(Chart and figure data)
/---

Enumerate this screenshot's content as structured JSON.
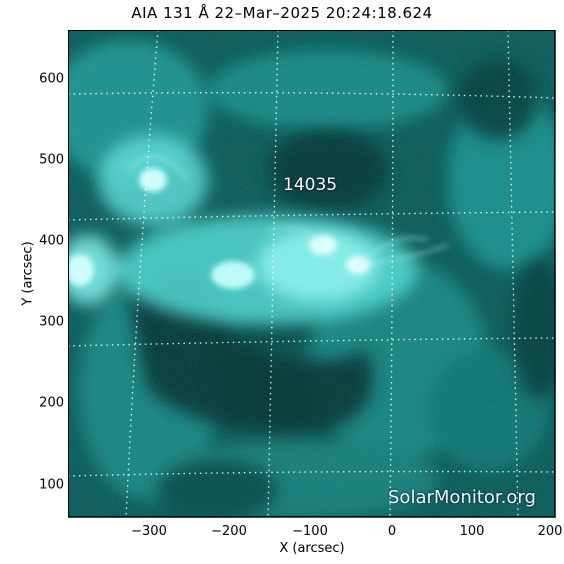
{
  "title": "AIA 131 Å 22–Mar–2025 20:24:18.624",
  "x_label": "X (arcsec)",
  "y_label": "Y (arcsec)",
  "x_ticks": [
    "−300",
    "−200",
    "−100",
    "0",
    "100",
    "200"
  ],
  "y_ticks": [
    "600",
    "500",
    "400",
    "300",
    "200",
    "100"
  ],
  "region_label": "14035",
  "watermark": "SolarMonitor.org",
  "colors": {
    "image_dark": "#022a2a",
    "image_bright": "#e8ffff",
    "accent": "#1fb8b8"
  }
}
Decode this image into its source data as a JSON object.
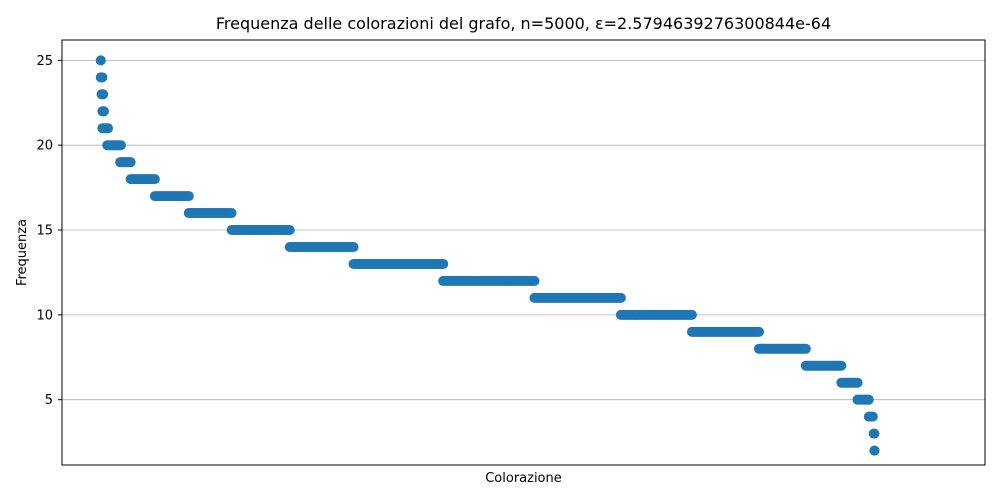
{
  "chart_data": {
    "type": "scatter",
    "title": "Frequenza delle colorazioni del grafo, n=5000, ε=2.5794639276300844e-64",
    "xlabel": "Colorazione",
    "ylabel": "Frequenza",
    "ylim": [
      1.15,
      26.2
    ],
    "xlim": [
      0,
      1
    ],
    "x_tick_labels": [],
    "y_ticks": [
      5,
      10,
      15,
      20,
      25
    ],
    "grid": "horizontal",
    "legend": "none",
    "marker_color": "#1f77b4",
    "frequency_runs": [
      {
        "frequency": 25,
        "x_start": 0.048,
        "x_end": 0.048
      },
      {
        "frequency": 24,
        "x_start": 0.048,
        "x_end": 0.05
      },
      {
        "frequency": 23,
        "x_start": 0.049,
        "x_end": 0.051
      },
      {
        "frequency": 22,
        "x_start": 0.05,
        "x_end": 0.052
      },
      {
        "frequency": 21,
        "x_start": 0.05,
        "x_end": 0.057
      },
      {
        "frequency": 20,
        "x_start": 0.056,
        "x_end": 0.073
      },
      {
        "frequency": 19,
        "x_start": 0.072,
        "x_end": 0.085
      },
      {
        "frequency": 18,
        "x_start": 0.085,
        "x_end": 0.115
      },
      {
        "frequency": 17,
        "x_start": 0.115,
        "x_end": 0.157
      },
      {
        "frequency": 16,
        "x_start": 0.157,
        "x_end": 0.21
      },
      {
        "frequency": 15,
        "x_start": 0.21,
        "x_end": 0.282
      },
      {
        "frequency": 14,
        "x_start": 0.282,
        "x_end": 0.361
      },
      {
        "frequency": 13,
        "x_start": 0.361,
        "x_end": 0.472
      },
      {
        "frequency": 12,
        "x_start": 0.472,
        "x_end": 0.585
      },
      {
        "frequency": 11,
        "x_start": 0.585,
        "x_end": 0.692
      },
      {
        "frequency": 10,
        "x_start": 0.692,
        "x_end": 0.78
      },
      {
        "frequency": 9,
        "x_start": 0.78,
        "x_end": 0.863
      },
      {
        "frequency": 8,
        "x_start": 0.863,
        "x_end": 0.921
      },
      {
        "frequency": 7,
        "x_start": 0.921,
        "x_end": 0.965
      },
      {
        "frequency": 6,
        "x_start": 0.965,
        "x_end": 0.985
      },
      {
        "frequency": 5,
        "x_start": 0.985,
        "x_end": 0.999
      },
      {
        "frequency": 4,
        "x_start": 0.999,
        "x_end": 1.004
      },
      {
        "frequency": 3,
        "x_start": 1.005,
        "x_end": 1.006
      },
      {
        "frequency": 2,
        "x_start": 1.006,
        "x_end": 1.006
      }
    ]
  }
}
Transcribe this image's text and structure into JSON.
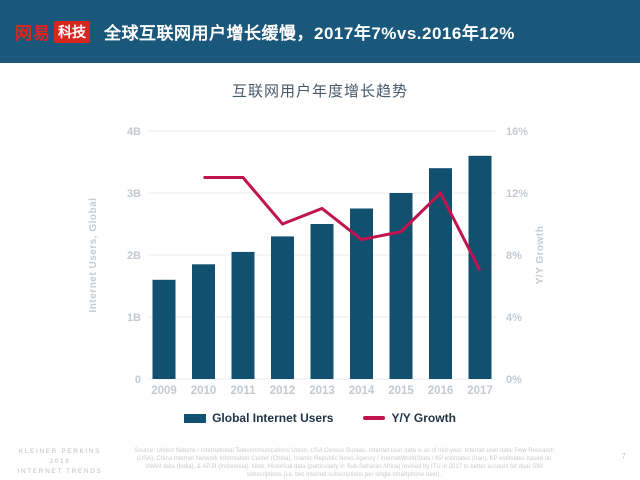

\---

■ **The request**
Using the listing above, locate the lines that hold "this" and copy each one.

■ **Exercise solution**
Enumerate this screenshot's content as structured JSON.
Decode this image into its source data as a JSON object.
Transcribe this image's text and structure into JSON.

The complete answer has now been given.